[Work instructions] Return each line holding the string "Jurisdiction".
— Begin Information given —
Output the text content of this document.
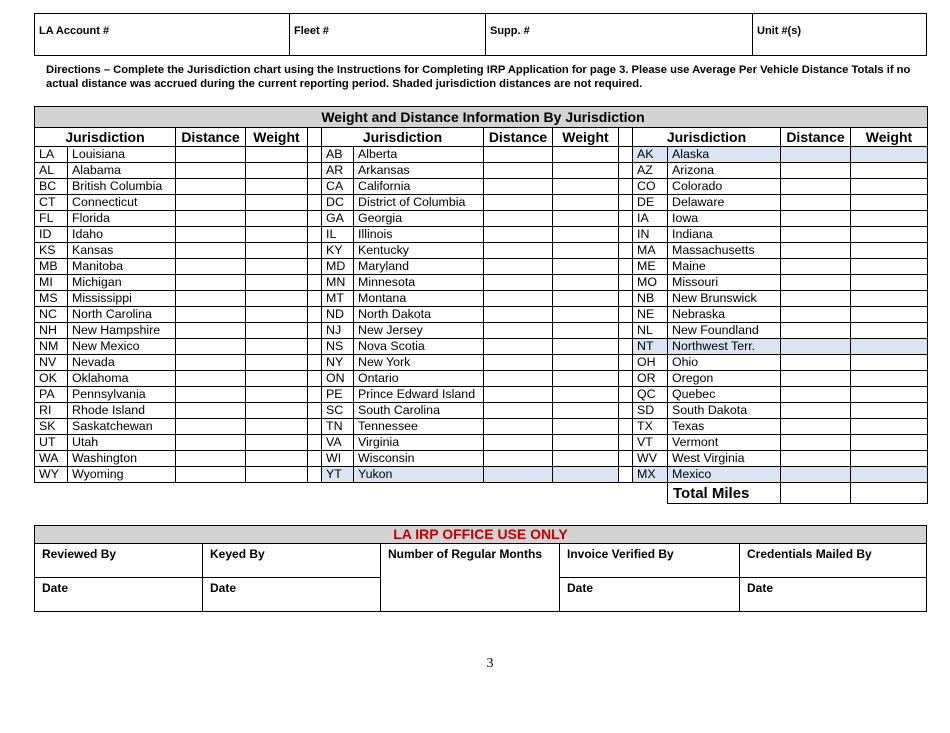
LA Account #	Fleet #	Supp. #	Unit #(s)

Directions – Complete the Jurisdiction chart using the Instructions for Completing IRP Application for page 3. Please use Average Per Vehicle Distance Totals if no actual distance was accrued during the current reporting period. Shaded jurisdiction distances are not required.

Weight and Distance Information By Jurisdiction													
Jurisdiction		Distance	Weight		Jurisdiction		Distance	Weight		Jurisdiction		Distance	Weight
LA	Louisiana				AB	Alberta				AK	Alaska		
AL	Alabama				AR	Arkansas				AZ	Arizona		
BC	British Columbia				CA	California				CO	Colorado		
CT	Connecticut				DC	District of Columbia				DE	Delaware		
FL	Florida				GA	Georgia				IA	Iowa		
ID	Idaho				IL	Illinois				IN	Indiana		
KS	Kansas				KY	Kentucky				MA	Massachusetts		
MB	Manitoba				MD	Maryland				ME	Maine		
MI	Michigan				MN	Minnesota				MO	Missouri		
MS	Mississippi				MT	Montana				NB	New Brunswick		
NC	North Carolina				ND	North Dakota				NE	Nebraska		
NH	New Hampshire				NJ	New Jersey				NL	New Foundland		
NM	New Mexico				NS	Nova Scotia				NT	Northwest Terr.		
NV	Nevada				NY	New York				OH	Ohio		
OK	Oklahoma				ON	Ontario				OR	Oregon		
PA	Pennsylvania				PE	Prince Edward Island				QC	Quebec		
RI	Rhode Island				SC	South Carolina				SD	South Dakota		
SK	Saskatchewan				TN	Tennessee				TX	Texas		
UT	Utah				VA	Virginia				VT	Vermont		
WA	Washington				WI	Wisconsin				WV	West Virginia		
WY	Wyoming				YT	Yukon				MX	Mexico		
											Total Miles		
LA IRP OFFICE USE ONLY				
Reviewed By	Keyed By	Number of Regular Months	Invoice Verified By	Credentials Mailed By
Date	Date		Date	Date
3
— End Information given —
[Solution for this problem]
Directions – Complete the Jurisdiction chart using the Instructions for Completing IRP Application for page 3. Please use Average Per Vehicle Distance Totals if no actual distance was accrued during the current reporting period. Shaded jurisdiction distances are not required.
Weight and Distance Information By Jurisdiction													
Jurisdiction		Distance	Weight		Jurisdiction		Distance	Weight		Jurisdiction		Distance	Weight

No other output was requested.